- **GIVEN INSTRUCTION**:
In the records below, pick out all lines containing the word "Resource".

Rows from a figure dataset:
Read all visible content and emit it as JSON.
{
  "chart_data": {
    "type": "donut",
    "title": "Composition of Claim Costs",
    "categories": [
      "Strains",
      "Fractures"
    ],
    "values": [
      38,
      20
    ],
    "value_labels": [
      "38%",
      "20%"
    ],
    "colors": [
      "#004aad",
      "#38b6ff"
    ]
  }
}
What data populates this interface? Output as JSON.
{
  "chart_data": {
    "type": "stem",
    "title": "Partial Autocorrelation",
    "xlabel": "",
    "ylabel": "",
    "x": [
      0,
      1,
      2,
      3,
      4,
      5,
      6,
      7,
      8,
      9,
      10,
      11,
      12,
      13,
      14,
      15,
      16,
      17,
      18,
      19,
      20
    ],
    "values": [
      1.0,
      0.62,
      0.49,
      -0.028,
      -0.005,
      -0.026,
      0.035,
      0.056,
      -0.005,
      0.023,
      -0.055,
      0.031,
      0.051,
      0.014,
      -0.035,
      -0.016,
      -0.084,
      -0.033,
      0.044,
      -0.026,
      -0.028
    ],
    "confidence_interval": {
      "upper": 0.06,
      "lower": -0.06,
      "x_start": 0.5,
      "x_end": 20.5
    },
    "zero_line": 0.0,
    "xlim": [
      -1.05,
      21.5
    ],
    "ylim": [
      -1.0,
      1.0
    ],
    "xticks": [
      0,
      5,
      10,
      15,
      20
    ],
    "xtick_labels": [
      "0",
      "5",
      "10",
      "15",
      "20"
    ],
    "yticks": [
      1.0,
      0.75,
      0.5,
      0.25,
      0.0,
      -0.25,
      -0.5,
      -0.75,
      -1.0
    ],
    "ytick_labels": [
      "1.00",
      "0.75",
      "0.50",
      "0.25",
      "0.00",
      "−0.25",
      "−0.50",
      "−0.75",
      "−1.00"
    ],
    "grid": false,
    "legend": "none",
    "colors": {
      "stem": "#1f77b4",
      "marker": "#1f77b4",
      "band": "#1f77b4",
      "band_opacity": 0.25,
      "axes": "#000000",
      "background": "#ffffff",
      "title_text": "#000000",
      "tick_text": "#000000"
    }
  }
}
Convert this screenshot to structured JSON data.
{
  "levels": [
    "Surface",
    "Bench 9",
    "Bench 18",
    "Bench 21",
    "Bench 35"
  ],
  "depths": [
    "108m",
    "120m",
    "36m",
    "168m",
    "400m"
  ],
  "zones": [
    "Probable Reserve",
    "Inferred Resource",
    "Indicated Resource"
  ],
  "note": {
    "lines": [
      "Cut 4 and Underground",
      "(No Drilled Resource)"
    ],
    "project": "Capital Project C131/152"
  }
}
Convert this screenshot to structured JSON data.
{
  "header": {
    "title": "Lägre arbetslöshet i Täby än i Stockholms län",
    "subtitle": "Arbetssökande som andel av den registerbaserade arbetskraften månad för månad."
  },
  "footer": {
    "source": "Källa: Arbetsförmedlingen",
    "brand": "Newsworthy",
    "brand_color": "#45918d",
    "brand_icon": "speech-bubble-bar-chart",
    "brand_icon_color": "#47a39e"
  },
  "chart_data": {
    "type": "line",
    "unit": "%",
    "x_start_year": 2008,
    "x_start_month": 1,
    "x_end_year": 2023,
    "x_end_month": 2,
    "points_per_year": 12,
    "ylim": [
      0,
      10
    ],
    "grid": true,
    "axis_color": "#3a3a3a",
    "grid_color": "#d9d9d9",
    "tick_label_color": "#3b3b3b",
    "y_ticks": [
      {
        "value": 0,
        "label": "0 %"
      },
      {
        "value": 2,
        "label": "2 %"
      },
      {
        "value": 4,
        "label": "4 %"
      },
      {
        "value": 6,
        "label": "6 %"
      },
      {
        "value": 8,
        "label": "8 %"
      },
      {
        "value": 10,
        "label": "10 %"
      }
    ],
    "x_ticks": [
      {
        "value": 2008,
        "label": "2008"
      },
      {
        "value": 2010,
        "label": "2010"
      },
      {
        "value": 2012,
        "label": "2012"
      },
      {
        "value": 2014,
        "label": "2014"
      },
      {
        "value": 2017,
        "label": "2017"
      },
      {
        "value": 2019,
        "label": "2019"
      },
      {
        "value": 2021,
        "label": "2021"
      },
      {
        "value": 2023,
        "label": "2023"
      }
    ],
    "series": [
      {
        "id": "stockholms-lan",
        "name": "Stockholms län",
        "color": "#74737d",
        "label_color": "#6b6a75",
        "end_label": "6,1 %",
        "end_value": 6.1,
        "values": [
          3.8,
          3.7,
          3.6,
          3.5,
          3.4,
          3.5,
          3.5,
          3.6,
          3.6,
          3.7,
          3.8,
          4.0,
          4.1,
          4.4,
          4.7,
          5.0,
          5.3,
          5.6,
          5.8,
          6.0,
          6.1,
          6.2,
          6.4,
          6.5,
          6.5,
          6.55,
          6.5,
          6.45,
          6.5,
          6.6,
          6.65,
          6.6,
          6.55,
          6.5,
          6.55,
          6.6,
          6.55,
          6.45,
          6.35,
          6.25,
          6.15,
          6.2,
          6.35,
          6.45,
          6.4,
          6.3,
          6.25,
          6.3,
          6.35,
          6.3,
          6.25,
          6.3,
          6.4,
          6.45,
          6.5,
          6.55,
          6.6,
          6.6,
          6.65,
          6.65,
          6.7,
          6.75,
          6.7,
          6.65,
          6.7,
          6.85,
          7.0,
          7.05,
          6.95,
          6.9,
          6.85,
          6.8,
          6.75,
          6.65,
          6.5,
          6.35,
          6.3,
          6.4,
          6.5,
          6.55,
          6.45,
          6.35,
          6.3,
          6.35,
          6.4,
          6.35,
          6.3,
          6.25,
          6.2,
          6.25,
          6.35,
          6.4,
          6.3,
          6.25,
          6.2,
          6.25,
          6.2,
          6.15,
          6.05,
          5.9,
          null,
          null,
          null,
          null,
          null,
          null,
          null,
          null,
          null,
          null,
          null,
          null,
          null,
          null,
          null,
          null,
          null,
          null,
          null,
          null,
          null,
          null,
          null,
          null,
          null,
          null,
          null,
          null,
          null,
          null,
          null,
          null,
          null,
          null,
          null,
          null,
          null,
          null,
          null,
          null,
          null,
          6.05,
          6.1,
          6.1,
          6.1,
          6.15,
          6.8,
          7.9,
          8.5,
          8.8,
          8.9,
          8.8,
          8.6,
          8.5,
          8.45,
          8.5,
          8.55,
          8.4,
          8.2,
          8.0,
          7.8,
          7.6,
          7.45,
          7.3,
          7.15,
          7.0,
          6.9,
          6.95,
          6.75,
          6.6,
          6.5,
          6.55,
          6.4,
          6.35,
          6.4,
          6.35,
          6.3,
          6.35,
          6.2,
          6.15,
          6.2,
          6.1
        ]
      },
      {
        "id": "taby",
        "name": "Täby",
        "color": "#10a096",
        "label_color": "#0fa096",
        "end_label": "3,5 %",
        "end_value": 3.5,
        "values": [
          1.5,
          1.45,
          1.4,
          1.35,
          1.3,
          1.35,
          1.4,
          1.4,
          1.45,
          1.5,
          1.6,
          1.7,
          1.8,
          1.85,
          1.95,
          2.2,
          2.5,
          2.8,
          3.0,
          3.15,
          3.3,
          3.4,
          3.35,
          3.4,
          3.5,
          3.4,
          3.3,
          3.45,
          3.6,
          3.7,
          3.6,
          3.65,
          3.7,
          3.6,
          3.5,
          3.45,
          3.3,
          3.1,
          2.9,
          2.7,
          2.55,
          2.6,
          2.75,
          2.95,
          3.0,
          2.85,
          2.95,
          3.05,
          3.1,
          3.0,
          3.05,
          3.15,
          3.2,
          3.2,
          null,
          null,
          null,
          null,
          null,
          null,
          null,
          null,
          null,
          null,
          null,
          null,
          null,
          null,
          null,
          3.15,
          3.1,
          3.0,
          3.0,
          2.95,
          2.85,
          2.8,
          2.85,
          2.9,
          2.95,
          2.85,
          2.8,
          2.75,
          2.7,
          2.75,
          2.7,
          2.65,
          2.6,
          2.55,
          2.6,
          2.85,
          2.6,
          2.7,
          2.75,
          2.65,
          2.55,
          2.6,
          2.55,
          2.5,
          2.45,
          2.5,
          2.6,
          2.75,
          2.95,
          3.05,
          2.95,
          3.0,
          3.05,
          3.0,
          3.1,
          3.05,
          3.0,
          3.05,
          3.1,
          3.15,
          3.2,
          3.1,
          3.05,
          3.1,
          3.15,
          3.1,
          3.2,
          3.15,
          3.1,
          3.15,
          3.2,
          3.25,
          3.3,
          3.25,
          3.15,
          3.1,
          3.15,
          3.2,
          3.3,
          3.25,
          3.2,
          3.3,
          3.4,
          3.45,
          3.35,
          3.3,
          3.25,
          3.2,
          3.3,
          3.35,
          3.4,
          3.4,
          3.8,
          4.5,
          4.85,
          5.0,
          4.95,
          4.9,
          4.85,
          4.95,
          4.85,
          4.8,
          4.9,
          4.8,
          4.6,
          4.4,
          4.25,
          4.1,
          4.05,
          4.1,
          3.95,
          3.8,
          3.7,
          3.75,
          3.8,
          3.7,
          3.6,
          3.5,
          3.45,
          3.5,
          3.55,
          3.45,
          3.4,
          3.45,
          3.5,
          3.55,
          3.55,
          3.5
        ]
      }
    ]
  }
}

- **FULL ANSWER**:
    "Inferred Resource",
    "Indicated Resource"
      "(No Drilled Resource)"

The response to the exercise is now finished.